* [SHORT EXERCISE]
Rewrite these lines with "row-share" switched to "row-percentage" wherever it occurs, keeping everything else the same.

Excerpts from a layout annotation set:
------------------------------

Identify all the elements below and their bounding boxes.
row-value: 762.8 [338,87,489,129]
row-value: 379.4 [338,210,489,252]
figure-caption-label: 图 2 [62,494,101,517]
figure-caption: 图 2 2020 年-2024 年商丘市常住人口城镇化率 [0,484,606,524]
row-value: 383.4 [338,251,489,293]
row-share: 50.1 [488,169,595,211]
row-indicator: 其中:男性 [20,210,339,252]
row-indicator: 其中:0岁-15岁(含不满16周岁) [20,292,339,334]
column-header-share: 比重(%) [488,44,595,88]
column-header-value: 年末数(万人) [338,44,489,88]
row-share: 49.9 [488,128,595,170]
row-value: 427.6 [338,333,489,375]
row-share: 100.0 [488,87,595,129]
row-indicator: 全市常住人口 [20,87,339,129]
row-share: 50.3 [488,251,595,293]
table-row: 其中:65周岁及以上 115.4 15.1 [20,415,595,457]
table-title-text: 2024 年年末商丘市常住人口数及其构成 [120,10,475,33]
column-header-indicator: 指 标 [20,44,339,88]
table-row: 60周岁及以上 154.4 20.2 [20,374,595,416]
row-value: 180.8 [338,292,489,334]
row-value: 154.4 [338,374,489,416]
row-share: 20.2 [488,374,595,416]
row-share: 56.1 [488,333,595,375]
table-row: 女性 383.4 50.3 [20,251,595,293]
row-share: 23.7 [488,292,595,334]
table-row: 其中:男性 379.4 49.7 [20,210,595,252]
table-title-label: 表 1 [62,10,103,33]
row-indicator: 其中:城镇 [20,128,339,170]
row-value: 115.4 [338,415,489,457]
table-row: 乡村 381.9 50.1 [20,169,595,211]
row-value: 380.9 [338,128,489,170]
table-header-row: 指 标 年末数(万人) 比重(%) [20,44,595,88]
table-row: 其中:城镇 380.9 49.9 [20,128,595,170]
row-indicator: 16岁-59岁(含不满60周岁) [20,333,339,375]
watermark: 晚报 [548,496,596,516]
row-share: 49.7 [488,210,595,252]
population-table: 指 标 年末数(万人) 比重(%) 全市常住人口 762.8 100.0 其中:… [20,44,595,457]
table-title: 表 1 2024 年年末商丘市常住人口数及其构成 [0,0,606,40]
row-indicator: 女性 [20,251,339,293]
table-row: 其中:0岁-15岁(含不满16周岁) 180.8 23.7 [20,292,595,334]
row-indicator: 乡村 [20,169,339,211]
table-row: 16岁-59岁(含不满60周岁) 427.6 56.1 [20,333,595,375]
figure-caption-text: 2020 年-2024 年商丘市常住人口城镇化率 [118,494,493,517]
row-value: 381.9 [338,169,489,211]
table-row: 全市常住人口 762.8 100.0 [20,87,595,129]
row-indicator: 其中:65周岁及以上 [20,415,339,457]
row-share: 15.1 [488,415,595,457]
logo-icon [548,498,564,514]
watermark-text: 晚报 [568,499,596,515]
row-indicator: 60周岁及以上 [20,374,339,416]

------------------------------

* [FINAL RESULT]
Identify all the elements below and their bounding boxes.
row-value: 762.8 [338,87,489,129]
row-value: 379.4 [338,210,489,252]
figure-caption-label: 图 2 [62,494,101,517]
figure-caption: 图 2 2020 年-2024 年商丘市常住人口城镇化率 [0,484,606,524]
row-value: 383.4 [338,251,489,293]
row-percentage: 50.1 [488,169,595,211]
row-indicator: 其中:男性 [20,210,339,252]
row-indicator: 其中:0岁-15岁(含不满16周岁) [20,292,339,334]
column-header-share: 比重(%) [488,44,595,88]
column-header-value: 年末数(万人) [338,44,489,88]
row-percentage: 49.9 [488,128,595,170]
row-value: 427.6 [338,333,489,375]
row-percentage: 100.0 [488,87,595,129]
row-indicator: 全市常住人口 [20,87,339,129]
row-percentage: 50.3 [488,251,595,293]
table-row: 其中:65周岁及以上 115.4 15.1 [20,415,595,457]
table-title-text: 2024 年年末商丘市常住人口数及其构成 [120,10,475,33]
column-header-indicator: 指 标 [20,44,339,88]
table-row: 60周岁及以上 154.4 20.2 [20,374,595,416]
row-value: 180.8 [338,292,489,334]
row-value: 154.4 [338,374,489,416]
row-percentage: 20.2 [488,374,595,416]
row-percentage: 56.1 [488,333,595,375]
table-row: 女性 383.4 50.3 [20,251,595,293]
row-percentage: 23.7 [488,292,595,334]
table-row: 其中:男性 379.4 49.7 [20,210,595,252]
table-title-label: 表 1 [62,10,103,33]
row-indicator: 其中:城镇 [20,128,339,170]
row-value: 115.4 [338,415,489,457]
table-row: 乡村 381.9 50.1 [20,169,595,211]
row-value: 380.9 [338,128,489,170]
table-header-row: 指 标 年末数(万人) 比重(%) [20,44,595,88]
table-row: 其中:城镇 380.9 49.9 [20,128,595,170]
row-indicator: 16岁-59岁(含不满60周岁) [20,333,339,375]
watermark: 晚报 [548,496,596,516]
row-percentage: 49.7 [488,210,595,252]
population-table: 指 标 年末数(万人) 比重(%) 全市常住人口 762.8 100.0 其中:… [20,44,595,457]
table-title: 表 1 2024 年年末商丘市常住人口数及其构成 [0,0,606,40]
row-indicator: 女性 [20,251,339,293]
table-row: 其中:0岁-15岁(含不满16周岁) 180.8 23.7 [20,292,595,334]
row-indicator: 乡村 [20,169,339,211]
table-row: 16岁-59岁(含不满60周岁) 427.6 56.1 [20,333,595,375]
figure-caption-text: 2020 年-2024 年商丘市常住人口城镇化率 [118,494,493,517]
row-value: 381.9 [338,169,489,211]
table-row: 全市常住人口 762.8 100.0 [20,87,595,129]
row-indicator: 其中:65周岁及以上 [20,415,339,457]
row-percentage: 15.1 [488,415,595,457]
logo-icon [548,498,564,514]
watermark-text: 晚报 [568,499,596,515]
row-indicator: 60周岁及以上 [20,374,339,416]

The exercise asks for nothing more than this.